*Goal*: Make an exact copy of all the entries, but do not reproduce the pictures.

-- Begin Data to use --

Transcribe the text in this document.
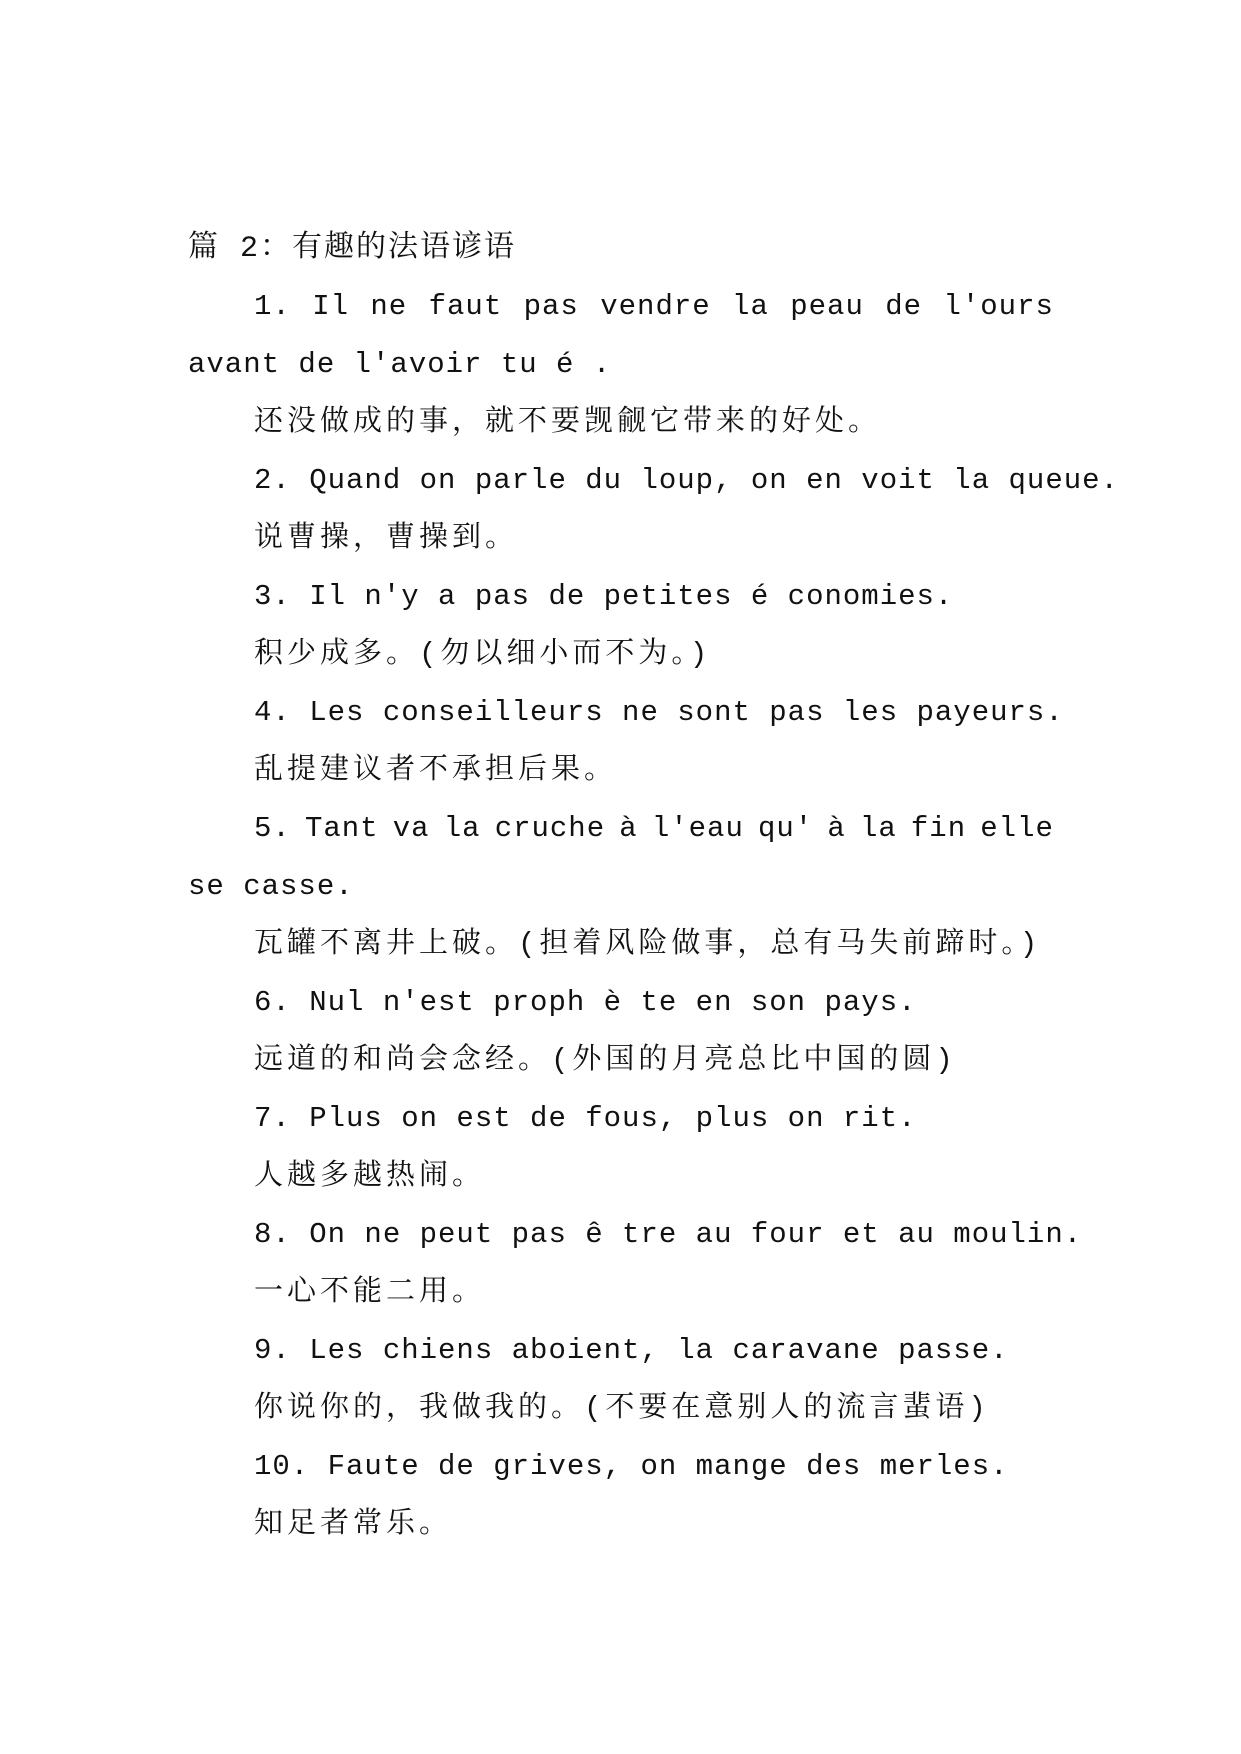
篇 2：有趣的法语谚语
1. Il ne faut pas vendre la peau de l'ours
avant de l'avoir tu é .
还没做成的事，就不要觊觎它带来的好处。
2. Quand on parle du loup, on en voit la queue.
说曹操，曹操到。
3. Il n'y a pas de petites é conomies.
积少成多。(勿以细小而不为。)
4. Les conseilleurs ne sont pas les payeurs.
乱提建议者不承担后果。
5. Tant va la cruche à l'eau qu' à la fin elle
se casse.
瓦罐不离井上破。(担着风险做事，总有马失前蹄时。)
6. Nul n'est proph è te en son pays.
远道的和尚会念经。(外国的月亮总比中国的圆)
7. Plus on est de fous, plus on rit.
人越多越热闹。
8. On ne peut pas ê tre au four et au moulin.
一心不能二用。
9. Les chiens aboient, la caravane passe.
你说你的，我做我的。(不要在意别人的流言蜚语)
10. Faute de grives, on mange des merles.
知足者常乐。
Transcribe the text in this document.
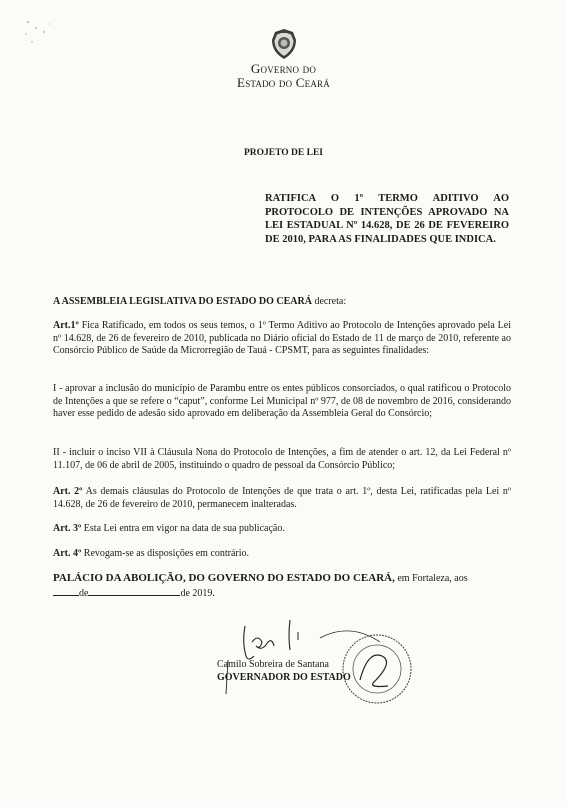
Governo do
Estado do Ceará
PROJETO DE LEI
RATIFICA O 1º TERMO ADITIVO AO PROTOCOLO DE INTENÇÕES APROVADO NA LEI ESTADUAL Nº 14.628, DE 26 DE FEVEREIRO DE 2010, PARA AS FINALIDADES QUE INDICA.
A ASSEMBLEIA LEGISLATIVA DO ESTADO DO CEARÁ decreta:
Art.1º Fica Ratificado, em todos os seus temos, o 1º Termo Aditivo ao Protocolo de Intenções aprovado pela Lei nº 14.628, de 26 de fevereiro de 2010, publicada no Diário oficial do Estado de 11 de março de 2010, referente ao Consórcio Público de Saúde da Microrregião de Tauá - CPSMT, para as seguintes finalidades:
I - aprovar a inclusão do município de Parambu entre os entes públicos consorciados, o qual ratificou o Protocolo de Intenções a que se refere o “caput”, conforme Lei Municipal nº 977, de 08 de novembro de 2016, considerando haver esse pedido de adesão sido aprovado em deliberação da Assembleia Geral do Consórcio;
II - incluir o inciso VII à Cláusula Nona do Protocolo de Intenções, a fim de atender o art. 12, da Lei Federal nº 11.107, de 06 de abril de 2005, instituindo o quadro de pessoal da Consórcio Público;
Art. 2º As demais cláusulas do Protocolo de Intenções de que trata o art. 1º, desta Lei, ratificadas pela Lei nº 14.628, de 26 de fevereiro de 2010, permanecem inalteradas.
Art. 3º Esta Lei entra em vigor na data de sua publicação.
Art. 4º Revogam-se as disposições em contrário.
PALÁCIO DA ABOLIÇÃO, DO GOVERNO DO ESTADO DO CEARÁ, em Fortaleza, aos
de	de 2019.
Camilo Sobreira de Santana
GOVERNADOR DO ESTADO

-- End Data to use --

*Response below*:
Transcribe the text in this document.
篇 2：有趣的法语谚语
1. Il ne faut pas vendre la peau de l'ours
avant de l'avoir tu é .
还没做成的事，就不要觊觎它带来的好处。
2. Quand on parle du loup, on en voit la queue.
说曹操，曹操到。
3. Il n'y a pas de petites é conomies.
积少成多。(勿以细小而不为。)
4. Les conseilleurs ne sont pas les payeurs.
乱提建议者不承担后果。
5. Tant va la cruche à l'eau qu' à la fin elle
se casse.
瓦罐不离井上破。(担着风险做事，总有马失前蹄时。)
6. Nul n'est proph è te en son pays.
远道的和尚会念经。(外国的月亮总比中国的圆)
7. Plus on est de fous, plus on rit.
人越多越热闹。
8. On ne peut pas ê tre au four et au moulin.
一心不能二用。
9. Les chiens aboient, la caravane passe.
你说你的，我做我的。(不要在意别人的流言蜚语)
10. Faute de grives, on mange des merles.
知足者常乐。
Transcribe the text in this document.
Governo do
Estado do Ceará
PROJETO DE LEI
RATIFICA O 1º TERMO ADITIVO AO PROTOCOLO DE INTENÇÕES APROVADO NA LEI ESTADUAL Nº 14.628, DE 26 DE FEVEREIRO DE 2010, PARA AS FINALIDADES QUE INDICA.
A ASSEMBLEIA LEGISLATIVA DO ESTADO DO CEARÁ decreta:
Art.1º Fica Ratificado, em todos os seus temos, o 1º Termo Aditivo ao Protocolo de Intenções aprovado pela Lei nº 14.628, de 26 de fevereiro de 2010, publicada no Diário oficial do Estado de 11 de março de 2010, referente ao Consórcio Público de Saúde da Microrregião de Tauá - CPSMT, para as seguintes finalidades:
I - aprovar a inclusão do município de Parambu entre os entes públicos consorciados, o qual ratificou o Protocolo de Intenções a que se refere o “caput”, conforme Lei Municipal nº 977, de 08 de novembro de 2016, considerando haver esse pedido de adesão sido aprovado em deliberação da Assembleia Geral do Consórcio;
II - incluir o inciso VII à Cláusula Nona do Protocolo de Intenções, a fim de atender o art. 12, da Lei Federal nº 11.107, de 06 de abril de 2005, instituindo o quadro de pessoal da Consórcio Público;
Art. 2º As demais cláusulas do Protocolo de Intenções de que trata o art. 1º, desta Lei, ratificadas pela Lei nº 14.628, de 26 de fevereiro de 2010, permanecem inalteradas.
Art. 3º Esta Lei entra em vigor na data de sua publicação.
Art. 4º Revogam-se as disposições em contrário.
PALÁCIO DA ABOLIÇÃO, DO GOVERNO DO ESTADO DO CEARÁ, em Fortaleza, aos
de	de 2019.
Camilo Sobreira de Santana
GOVERNADOR DO ESTADO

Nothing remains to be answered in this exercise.